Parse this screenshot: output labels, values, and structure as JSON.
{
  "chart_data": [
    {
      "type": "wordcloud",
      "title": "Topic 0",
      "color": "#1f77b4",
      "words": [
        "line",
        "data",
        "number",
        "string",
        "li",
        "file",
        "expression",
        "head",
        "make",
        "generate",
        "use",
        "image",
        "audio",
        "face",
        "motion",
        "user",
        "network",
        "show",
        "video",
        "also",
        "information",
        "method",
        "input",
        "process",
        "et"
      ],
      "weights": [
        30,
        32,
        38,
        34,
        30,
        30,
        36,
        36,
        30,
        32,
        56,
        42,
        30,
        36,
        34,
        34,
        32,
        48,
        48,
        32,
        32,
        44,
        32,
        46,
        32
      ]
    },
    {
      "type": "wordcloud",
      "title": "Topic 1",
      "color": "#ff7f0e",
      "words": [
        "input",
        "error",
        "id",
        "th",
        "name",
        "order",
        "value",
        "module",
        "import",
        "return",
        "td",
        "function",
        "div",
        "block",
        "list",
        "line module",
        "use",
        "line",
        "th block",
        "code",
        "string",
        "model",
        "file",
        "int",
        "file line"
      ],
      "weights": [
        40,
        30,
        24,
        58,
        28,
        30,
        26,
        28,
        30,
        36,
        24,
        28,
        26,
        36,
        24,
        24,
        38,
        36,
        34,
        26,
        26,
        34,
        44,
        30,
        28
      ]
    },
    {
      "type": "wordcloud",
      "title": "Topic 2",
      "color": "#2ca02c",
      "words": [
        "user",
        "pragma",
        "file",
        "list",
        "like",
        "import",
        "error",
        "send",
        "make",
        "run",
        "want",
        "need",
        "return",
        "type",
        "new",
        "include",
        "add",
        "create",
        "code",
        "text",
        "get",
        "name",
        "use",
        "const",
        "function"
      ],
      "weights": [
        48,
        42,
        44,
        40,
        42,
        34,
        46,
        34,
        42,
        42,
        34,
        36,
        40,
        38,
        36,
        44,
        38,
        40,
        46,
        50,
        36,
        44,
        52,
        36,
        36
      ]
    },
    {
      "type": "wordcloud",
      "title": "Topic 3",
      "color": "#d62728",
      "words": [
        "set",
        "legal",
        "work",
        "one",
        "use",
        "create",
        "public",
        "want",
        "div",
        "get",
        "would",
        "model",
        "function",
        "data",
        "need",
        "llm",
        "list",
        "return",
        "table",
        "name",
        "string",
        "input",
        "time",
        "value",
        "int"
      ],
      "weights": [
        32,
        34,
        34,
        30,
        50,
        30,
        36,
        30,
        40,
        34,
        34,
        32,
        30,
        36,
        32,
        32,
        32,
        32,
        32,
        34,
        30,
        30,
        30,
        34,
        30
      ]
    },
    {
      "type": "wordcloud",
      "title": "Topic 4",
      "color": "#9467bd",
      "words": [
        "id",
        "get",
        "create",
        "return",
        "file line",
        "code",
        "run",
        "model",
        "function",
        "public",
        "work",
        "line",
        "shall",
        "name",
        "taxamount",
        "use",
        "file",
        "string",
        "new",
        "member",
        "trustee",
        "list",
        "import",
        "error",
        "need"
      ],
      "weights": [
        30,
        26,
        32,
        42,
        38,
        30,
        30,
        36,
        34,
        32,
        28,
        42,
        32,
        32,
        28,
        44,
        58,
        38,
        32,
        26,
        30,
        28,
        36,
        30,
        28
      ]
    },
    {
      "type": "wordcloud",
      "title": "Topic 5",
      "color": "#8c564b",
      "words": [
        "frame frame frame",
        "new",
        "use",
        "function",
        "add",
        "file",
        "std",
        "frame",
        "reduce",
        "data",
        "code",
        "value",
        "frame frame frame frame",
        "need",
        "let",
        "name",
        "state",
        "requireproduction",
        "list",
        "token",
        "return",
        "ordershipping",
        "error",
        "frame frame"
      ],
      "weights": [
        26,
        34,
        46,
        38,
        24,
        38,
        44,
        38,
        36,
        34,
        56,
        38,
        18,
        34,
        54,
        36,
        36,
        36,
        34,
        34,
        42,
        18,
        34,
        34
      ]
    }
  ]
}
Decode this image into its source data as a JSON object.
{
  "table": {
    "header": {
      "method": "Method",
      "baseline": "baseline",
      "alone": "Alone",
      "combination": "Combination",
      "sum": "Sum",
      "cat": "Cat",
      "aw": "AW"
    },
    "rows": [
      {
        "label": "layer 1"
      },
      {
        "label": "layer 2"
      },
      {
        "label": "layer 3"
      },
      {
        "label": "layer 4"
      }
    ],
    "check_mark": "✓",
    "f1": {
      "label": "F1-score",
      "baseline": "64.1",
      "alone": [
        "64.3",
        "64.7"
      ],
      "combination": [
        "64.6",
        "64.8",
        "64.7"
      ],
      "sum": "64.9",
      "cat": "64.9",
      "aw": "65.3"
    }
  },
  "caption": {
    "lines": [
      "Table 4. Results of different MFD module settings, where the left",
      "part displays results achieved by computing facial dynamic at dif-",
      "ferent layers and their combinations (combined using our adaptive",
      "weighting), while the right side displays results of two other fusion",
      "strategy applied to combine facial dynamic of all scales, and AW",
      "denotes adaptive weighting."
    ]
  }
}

▸ **Directions for this task**
Work out how many lines above have the string "dynamic" in them, and give only the number.

▸ **Finished answer**
2